((
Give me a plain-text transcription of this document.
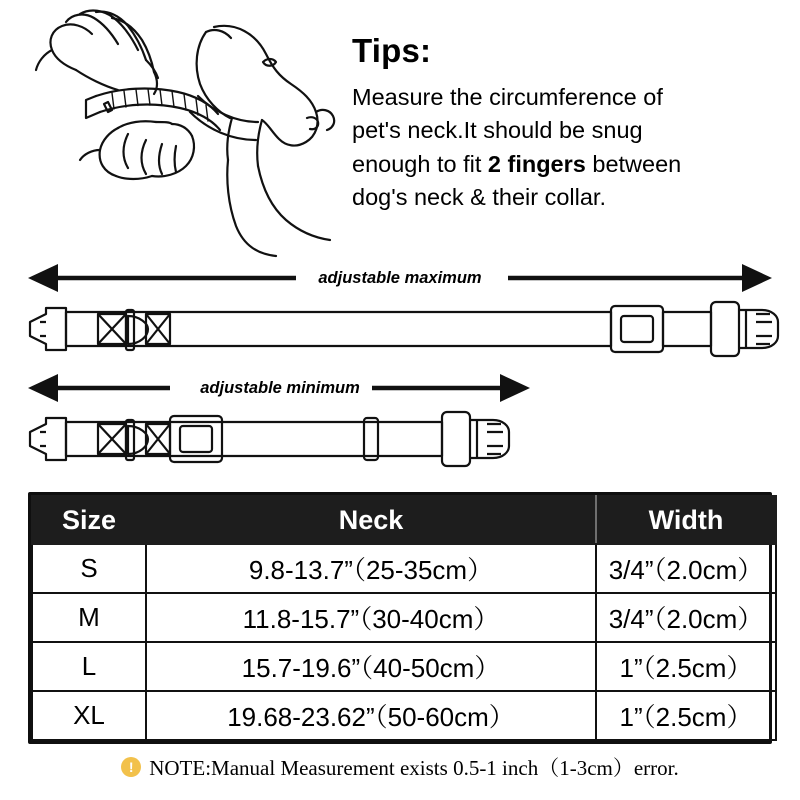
Tips:
Measure the circumference of
pet's neck.It should be snug
enough to fit 2 fingers between
dog's neck & their collar.
adjustable maximum
adjustable minimum
Size	Neck	Width
S	9.8-13.7”（25-35cm）	3/4”（2.0cm）
M	11.8-15.7”（30-40cm）	3/4”（2.0cm）
L	15.7-19.6”（40-50cm）	1”（2.5cm）
XL	19.68-23.62”（50-60cm）	1”（2.5cm）
! NOTE:Manual Measurement exists 0.5-1 inch（1-3cm）error.
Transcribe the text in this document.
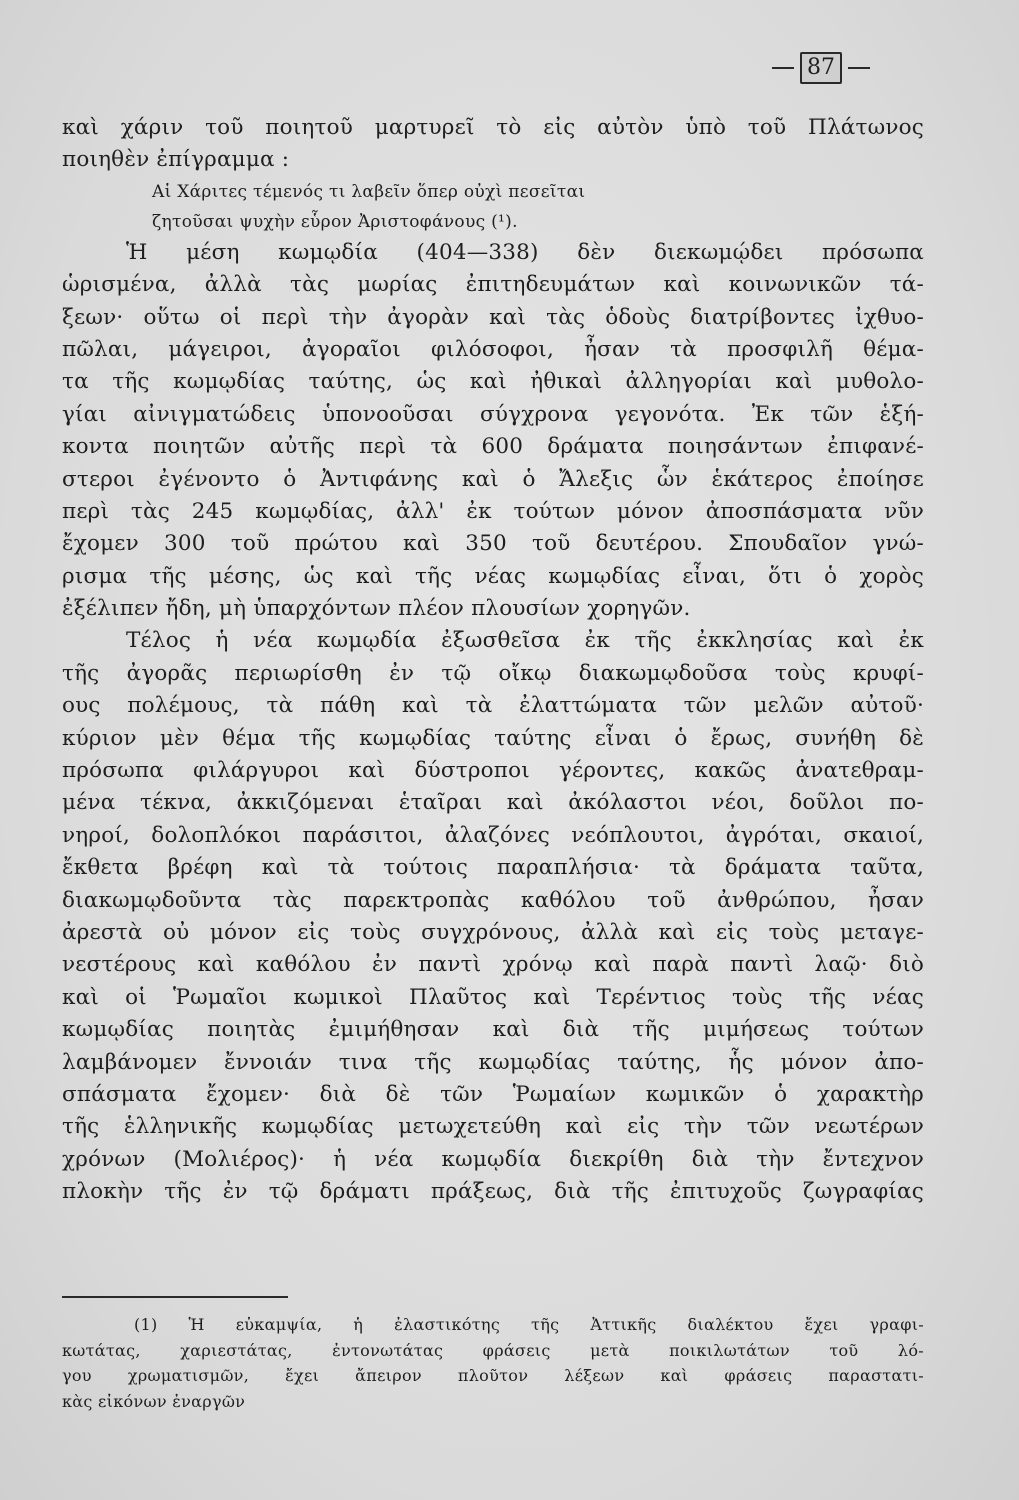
87
καὶ χάριν τοῦ ποιητοῦ μαρτυρεῖ τὸ εἰς αὐτὸν ὑπὸ τοῦ Πλάτωνος
ποιηθὲν ἐπίγραμμα :
Αἱ Χάριτες τέμενός τι λαβεῖν ὅπερ οὐχὶ πεσεῖται
ζητοῦσαι ψυχὴν εὗρον Ἀριστοφάνους (¹).
Ἡ μέση κωμῳδία (404—338) δὲν διεκωμῴδει πρόσωπα
ὡρισμένα, ἀλλὰ τὰς μωρίας ἐπιτηδευμάτων καὶ κοινωνικῶν τά-
ξεων· οὕτω οἱ περὶ τὴν ἀγορὰν καὶ τὰς ὁδοὺς διατρίβοντες ἰχθυο-
πῶλαι, μάγειροι, ἀγοραῖοι φιλόσοφοι, ἦσαν τὰ προσφιλῆ θέμα-
τα τῆς κωμῳδίας ταύτης, ὡς καὶ ἠθικαὶ ἀλληγορίαι καὶ μυθολο-
γίαι αἰνιγματώδεις ὑπονοοῦσαι σύγχρονα γεγονότα. Ἐκ τῶν ἑξή-
κοντα ποιητῶν αὐτῆς περὶ τὰ 600 δράματα ποιησάντων ἐπιφανέ-
στεροι ἐγένοντο ὁ Ἀντιφάνης καὶ ὁ Ἄλεξις ὧν ἑκάτερος ἐποίησε
περὶ τὰς 245 κωμῳδίας, ἀλλ' ἐκ τούτων μόνον ἀποσπάσματα νῦν
ἔχομεν 300 τοῦ πρώτου καὶ 350 τοῦ δευτέρου. Σπουδαῖον γνώ-
ρισμα τῆς μέσης, ὡς καὶ τῆς νέας κωμῳδίας εἶναι, ὅτι ὁ χορὸς
ἐξέλιπεν ἤδη, μὴ ὑπαρχόντων πλέον πλουσίων χορηγῶν.
Τέλος ἡ νέα κωμῳδία ἐξωσθεῖσα ἐκ τῆς ἐκκλησίας καὶ ἐκ
τῆς ἀγορᾶς περιωρίσθη ἐν τῷ οἴκῳ διακωμῳδοῦσα τοὺς κρυφί-
ους πολέμους, τὰ πάθη καὶ τὰ ἐλαττώματα τῶν μελῶν αὐτοῦ·
κύριον μὲν θέμα τῆς κωμῳδίας ταύτης εἶναι ὁ ἔρως, συνήθη δὲ
πρόσωπα φιλάργυροι καὶ δύστροποι γέροντες, κακῶς ἀνατεθραμ-
μένα τέκνα, ἀκκιζόμεναι ἑταῖραι καὶ ἀκόλαστοι νέοι, δοῦλοι πο-
νηροί, δολοπλόκοι παράσιτοι, ἀλαζόνες νεόπλουτοι, ἀγρόται, σκαιοί,
ἔκθετα βρέφη καὶ τὰ τούτοις παραπλήσια· τὰ δράματα ταῦτα,
διακωμῳδοῦντα τὰς παρεκτροπὰς καθόλου τοῦ ἀνθρώπου, ἦσαν
ἀρεστὰ οὐ μόνον εἰς τοὺς συγχρόνους, ἀλλὰ καὶ εἰς τοὺς μεταγε-
νεστέρους καὶ καθόλου ἐν παντὶ χρόνῳ καὶ παρὰ παντὶ λαῷ· διὸ
καὶ οἱ Ῥωμαῖοι κωμικοὶ Πλαῦτος καὶ Τερέντιος τοὺς τῆς νέας
κωμῳδίας ποιητὰς ἐμιμήθησαν καὶ διὰ τῆς μιμήσεως τούτων
λαμβάνομεν ἔννοιάν τινα τῆς κωμῳδίας ταύτης, ἧς μόνον ἀπο-
σπάσματα ἔχομεν· διὰ δὲ τῶν Ῥωμαίων κωμικῶν ὁ χαρακτὴρ
τῆς ἑλληνικῆς κωμῳδίας μετωχετεύθη καὶ εἰς τὴν τῶν νεωτέρων
χρόνων (Μολιέρος)· ἡ νέα κωμῳδία διεκρίθη διὰ τὴν ἔντεχνον
πλοκὴν τῆς ἐν τῷ δράματι πράξεως, διὰ τῆς ἐπιτυχοῦς ζωγραφίας
(1) Ἡ εὐκαμψία, ἡ ἐλαστικότης τῆς Ἀττικῆς διαλέκτου ἔχει γραφι-
κωτάτας, χαριεστάτας, ἐντονωτάτας φράσεις μετὰ ποικιλωτάτων τοῦ λό-
γου χρωματισμῶν, ἔχει ἄπειρον πλοῦτον λέξεων καὶ φράσεις παραστατι-
κὰς εἰκόνων ἐναργῶν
))
_Your objective_
Which lines hold the word "τούτων"? Copy all of them.

_The solution_
περὶ τὰς 245 κωμῳδίας, ἀλλ' ἐκ τούτων μόνον ἀποσπάσματα νῦν
κωμῳδίας ποιητὰς ἐμιμήθησαν καὶ διὰ τῆς μιμήσεως τούτων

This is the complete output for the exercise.